Esta forma de disfunción sexual masculina de puede dar desde su forma más benigna, a través de algún episodio ocasional o breve (casi siempre secuandaria ), hasta la forma más severa de impotencia irreversible. Se calcula que aproximadamente la mitad de la población masculina sufre alguna vez en su vida de algún episodio de impotencia. Por el contrario, las formas más graves de la misma, son de escasa incidencia entre los hombre.
Las dificultades de la erección se pueden dar en todas las edades. Si bien, habitualmente las causas que la generan pueden ser, de acuerdo a la edad, de mayor incidencia de los factores orgánicos o psíquicos.

Datos dados ▸

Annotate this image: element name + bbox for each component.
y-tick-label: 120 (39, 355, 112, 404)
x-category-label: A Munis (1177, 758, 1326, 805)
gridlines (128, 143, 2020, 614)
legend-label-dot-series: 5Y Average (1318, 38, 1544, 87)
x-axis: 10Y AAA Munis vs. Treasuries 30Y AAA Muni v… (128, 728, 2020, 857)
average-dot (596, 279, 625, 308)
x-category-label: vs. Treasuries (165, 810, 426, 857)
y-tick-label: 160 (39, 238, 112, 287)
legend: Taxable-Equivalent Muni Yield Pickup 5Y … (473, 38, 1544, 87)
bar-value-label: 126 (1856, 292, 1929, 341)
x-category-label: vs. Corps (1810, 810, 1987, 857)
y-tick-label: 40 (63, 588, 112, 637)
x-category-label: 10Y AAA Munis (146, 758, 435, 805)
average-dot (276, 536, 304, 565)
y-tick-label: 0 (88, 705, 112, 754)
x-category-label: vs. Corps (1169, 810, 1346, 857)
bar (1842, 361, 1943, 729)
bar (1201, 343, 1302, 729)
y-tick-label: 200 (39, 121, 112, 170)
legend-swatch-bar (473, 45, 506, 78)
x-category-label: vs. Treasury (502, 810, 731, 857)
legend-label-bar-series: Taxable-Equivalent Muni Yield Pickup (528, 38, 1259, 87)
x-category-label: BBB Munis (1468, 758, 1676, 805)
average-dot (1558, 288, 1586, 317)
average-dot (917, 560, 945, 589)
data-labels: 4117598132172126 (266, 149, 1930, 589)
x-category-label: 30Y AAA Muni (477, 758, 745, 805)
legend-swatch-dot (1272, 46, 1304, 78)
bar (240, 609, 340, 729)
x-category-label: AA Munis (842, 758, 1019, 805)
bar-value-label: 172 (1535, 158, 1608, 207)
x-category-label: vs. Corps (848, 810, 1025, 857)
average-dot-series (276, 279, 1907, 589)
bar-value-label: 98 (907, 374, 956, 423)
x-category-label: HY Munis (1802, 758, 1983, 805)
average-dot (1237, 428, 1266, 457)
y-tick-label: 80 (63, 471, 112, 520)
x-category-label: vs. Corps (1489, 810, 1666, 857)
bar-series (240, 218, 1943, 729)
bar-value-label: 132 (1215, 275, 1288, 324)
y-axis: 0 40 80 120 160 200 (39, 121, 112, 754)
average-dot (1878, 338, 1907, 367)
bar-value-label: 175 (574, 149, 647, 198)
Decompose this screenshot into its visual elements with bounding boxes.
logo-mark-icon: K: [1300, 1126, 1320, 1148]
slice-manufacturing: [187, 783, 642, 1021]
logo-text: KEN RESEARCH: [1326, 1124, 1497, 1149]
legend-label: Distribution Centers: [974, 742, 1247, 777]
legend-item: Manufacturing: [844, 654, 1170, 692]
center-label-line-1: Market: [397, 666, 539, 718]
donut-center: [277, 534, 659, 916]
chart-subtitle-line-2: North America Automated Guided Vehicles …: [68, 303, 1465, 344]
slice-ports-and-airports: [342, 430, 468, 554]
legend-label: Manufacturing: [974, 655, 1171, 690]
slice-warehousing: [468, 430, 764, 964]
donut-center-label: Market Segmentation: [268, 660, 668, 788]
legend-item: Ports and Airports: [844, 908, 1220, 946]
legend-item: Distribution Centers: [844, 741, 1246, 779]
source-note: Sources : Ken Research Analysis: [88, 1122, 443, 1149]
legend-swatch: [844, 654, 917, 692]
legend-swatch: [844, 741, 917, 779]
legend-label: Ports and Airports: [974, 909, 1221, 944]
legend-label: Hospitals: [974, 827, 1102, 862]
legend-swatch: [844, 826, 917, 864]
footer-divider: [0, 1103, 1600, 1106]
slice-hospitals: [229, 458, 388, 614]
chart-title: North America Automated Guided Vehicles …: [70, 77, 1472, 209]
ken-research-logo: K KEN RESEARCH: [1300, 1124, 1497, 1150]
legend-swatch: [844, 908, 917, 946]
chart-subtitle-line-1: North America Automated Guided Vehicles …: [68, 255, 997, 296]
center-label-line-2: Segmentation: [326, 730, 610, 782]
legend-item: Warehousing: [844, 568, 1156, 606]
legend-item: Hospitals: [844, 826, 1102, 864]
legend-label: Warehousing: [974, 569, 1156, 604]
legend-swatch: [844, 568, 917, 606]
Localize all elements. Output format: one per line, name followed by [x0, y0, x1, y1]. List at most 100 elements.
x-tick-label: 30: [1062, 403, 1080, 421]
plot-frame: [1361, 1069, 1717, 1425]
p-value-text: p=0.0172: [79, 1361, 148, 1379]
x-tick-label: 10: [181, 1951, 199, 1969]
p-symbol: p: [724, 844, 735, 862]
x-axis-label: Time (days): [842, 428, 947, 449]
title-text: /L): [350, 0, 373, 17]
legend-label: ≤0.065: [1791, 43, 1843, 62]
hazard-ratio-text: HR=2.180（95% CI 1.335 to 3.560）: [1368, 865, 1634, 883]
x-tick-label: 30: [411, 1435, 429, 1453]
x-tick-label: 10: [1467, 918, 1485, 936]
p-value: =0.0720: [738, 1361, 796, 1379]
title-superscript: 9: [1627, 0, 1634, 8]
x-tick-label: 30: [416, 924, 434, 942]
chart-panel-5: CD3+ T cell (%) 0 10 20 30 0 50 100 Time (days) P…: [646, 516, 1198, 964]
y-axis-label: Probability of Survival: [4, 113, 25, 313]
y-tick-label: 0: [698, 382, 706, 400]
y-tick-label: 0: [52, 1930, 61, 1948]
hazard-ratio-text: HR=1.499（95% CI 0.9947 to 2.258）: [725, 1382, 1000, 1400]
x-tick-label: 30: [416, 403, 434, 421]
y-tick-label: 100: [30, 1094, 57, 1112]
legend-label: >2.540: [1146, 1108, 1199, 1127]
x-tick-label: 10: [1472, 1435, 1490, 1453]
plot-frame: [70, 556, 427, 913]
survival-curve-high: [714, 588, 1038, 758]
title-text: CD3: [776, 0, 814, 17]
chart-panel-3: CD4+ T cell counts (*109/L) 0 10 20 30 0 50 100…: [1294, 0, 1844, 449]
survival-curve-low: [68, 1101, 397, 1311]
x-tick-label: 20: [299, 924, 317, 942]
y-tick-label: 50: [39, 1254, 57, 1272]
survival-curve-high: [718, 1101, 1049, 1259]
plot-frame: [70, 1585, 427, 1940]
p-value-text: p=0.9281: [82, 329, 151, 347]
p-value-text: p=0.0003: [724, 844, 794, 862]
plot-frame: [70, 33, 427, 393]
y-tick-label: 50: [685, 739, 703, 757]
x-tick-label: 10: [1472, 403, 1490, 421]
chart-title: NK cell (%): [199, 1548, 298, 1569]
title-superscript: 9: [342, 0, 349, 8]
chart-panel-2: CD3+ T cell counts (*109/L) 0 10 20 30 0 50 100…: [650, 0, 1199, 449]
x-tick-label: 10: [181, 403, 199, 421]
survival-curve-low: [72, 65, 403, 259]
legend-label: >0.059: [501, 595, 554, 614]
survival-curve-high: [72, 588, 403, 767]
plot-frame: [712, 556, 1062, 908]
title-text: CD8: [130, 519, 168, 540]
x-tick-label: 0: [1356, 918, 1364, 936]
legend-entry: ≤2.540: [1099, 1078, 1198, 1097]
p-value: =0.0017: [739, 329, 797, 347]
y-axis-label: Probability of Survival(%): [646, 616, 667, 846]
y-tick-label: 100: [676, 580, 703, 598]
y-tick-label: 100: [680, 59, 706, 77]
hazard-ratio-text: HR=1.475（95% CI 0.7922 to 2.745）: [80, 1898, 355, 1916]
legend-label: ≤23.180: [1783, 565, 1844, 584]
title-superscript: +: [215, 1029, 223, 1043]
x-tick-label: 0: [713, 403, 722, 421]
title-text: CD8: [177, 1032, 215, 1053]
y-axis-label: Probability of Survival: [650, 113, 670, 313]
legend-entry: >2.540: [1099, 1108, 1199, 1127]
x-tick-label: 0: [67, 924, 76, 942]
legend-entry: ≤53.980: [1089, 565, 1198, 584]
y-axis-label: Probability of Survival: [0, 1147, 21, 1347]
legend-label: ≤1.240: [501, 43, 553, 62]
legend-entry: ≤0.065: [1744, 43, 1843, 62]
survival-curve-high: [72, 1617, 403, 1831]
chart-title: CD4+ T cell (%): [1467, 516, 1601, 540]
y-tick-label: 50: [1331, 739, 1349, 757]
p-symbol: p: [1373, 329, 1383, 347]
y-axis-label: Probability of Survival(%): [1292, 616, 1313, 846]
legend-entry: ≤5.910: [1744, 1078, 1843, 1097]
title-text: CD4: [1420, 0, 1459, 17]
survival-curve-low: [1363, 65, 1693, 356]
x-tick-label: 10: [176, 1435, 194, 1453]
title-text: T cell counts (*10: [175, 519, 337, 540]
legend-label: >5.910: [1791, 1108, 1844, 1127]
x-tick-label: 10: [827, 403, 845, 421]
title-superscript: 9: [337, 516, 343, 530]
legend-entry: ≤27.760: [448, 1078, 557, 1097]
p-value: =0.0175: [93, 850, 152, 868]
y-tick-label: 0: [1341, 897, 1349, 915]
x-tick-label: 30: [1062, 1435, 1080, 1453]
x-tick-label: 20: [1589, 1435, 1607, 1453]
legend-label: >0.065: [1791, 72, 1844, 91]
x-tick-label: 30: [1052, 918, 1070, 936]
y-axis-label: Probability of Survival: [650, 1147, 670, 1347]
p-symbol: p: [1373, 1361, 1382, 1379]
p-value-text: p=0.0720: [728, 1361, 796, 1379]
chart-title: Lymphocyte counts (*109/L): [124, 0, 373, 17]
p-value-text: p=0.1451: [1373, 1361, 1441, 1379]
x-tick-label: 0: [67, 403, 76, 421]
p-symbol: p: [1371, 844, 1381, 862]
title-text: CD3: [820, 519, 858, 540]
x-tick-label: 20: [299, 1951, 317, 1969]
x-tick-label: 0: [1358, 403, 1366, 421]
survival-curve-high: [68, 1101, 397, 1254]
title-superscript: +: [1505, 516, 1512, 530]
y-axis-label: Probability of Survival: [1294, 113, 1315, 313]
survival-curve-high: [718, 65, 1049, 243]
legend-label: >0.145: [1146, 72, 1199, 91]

Aplica lo leído ▸
a) Repite, palabra por palabra, el pasaje del texto sobre la impotencia que empieza en "Esta forma de" y termina en "entre los hombre.".
b) Contesta con lo que dice el texto sobre la impotencia:
(i) ¿Qué parte de los hombres sufre alguna vez en su vida un episodio de impotencia?
(ii) ¿Qué tan frecuentes son entre los hombres las formas más graves?
(iii) ¿A qué edades pueden darse las dificultades de la erección?

Resultados del ejercicio ▸
a)
Esta forma de disfunción sexual masculina de puede dar desde su forma más benigna, a través de algún episodio ocasional o breve (casi siempre secuandaria ), hasta la forma más severa de impotencia irreversible. Se calcula que aproximadamente la mitad de la población masculina sufre alguna vez en su vida de algún episodio de impotencia. Por el contrario, las formas más graves de la misma, son de escasa incidencia entre los hombre.

b)
(i) Aproximadamente la mitad de la población masculina.
(ii) Son de escasa incidencia.
(iii) En todas las edades.